(Records excerpted from a collection)
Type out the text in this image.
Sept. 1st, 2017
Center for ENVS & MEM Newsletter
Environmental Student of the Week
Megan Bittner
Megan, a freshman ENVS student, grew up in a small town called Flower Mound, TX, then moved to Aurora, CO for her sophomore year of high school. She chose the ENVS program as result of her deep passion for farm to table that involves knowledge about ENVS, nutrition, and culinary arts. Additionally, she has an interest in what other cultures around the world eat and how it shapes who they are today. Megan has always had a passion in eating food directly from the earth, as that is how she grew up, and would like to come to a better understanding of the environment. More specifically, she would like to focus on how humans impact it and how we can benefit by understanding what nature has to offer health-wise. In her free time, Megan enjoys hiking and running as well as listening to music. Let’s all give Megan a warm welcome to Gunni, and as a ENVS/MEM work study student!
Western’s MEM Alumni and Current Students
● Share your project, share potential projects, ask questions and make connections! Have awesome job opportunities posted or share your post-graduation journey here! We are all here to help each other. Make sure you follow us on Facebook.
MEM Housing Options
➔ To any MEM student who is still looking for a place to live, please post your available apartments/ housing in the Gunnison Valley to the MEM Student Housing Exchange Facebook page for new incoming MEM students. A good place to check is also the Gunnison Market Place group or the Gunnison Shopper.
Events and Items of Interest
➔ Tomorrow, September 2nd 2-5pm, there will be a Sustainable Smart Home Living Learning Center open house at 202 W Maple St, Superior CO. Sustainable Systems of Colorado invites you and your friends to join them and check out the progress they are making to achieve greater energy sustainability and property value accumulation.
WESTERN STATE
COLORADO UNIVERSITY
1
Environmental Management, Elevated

EXERCISE GOAL:
Reproduce the data in full, exactly as presented.

SOLUTION:
Type out the text in this image.
Sept. 1st, 2017
Center for ENVS & MEM Newsletter
Environmental Student of the Week
Megan Bittner
Megan, a freshman ENVS student, grew up in a small town called Flower Mound, TX, then moved to Aurora, CO for her sophomore year of high school. She chose the ENVS program as result of her deep passion for farm to table that involves knowledge about ENVS, nutrition, and culinary arts. Additionally, she has an interest in what other cultures around the world eat and how it shapes who they are today. Megan has always had a passion in eating food directly from the earth, as that is how she grew up, and would like to come to a better understanding of the environment. More specifically, she would like to focus on how humans impact it and how we can benefit by understanding what nature has to offer health-wise. In her free time, Megan enjoys hiking and running as well as listening to music. Let’s all give Megan a warm welcome to Gunni, and as a ENVS/MEM work study student!
Western’s MEM Alumni and Current Students
● Share your project, share potential projects, ask questions and make connections! Have awesome job opportunities posted or share your post-graduation journey here! We are all here to help each other. Make sure you follow us on Facebook.
MEM Housing Options
➔ To any MEM student who is still looking for a place to live, please post your available apartments/ housing in the Gunnison Valley to the MEM Student Housing Exchange Facebook page for new incoming MEM students. A good place to check is also the Gunnison Market Place group or the Gunnison Shopper.
Events and Items of Interest
➔ Tomorrow, September 2nd 2-5pm, there will be a Sustainable Smart Home Living Learning Center open house at 202 W Maple St, Superior CO. Sustainable Systems of Colorado invites you and your friends to join them and check out the progress they are making to achieve greater energy sustainability and property value accumulation.
WESTERN STATE
COLORADO UNIVERSITY
1
Environmental Management, Elevated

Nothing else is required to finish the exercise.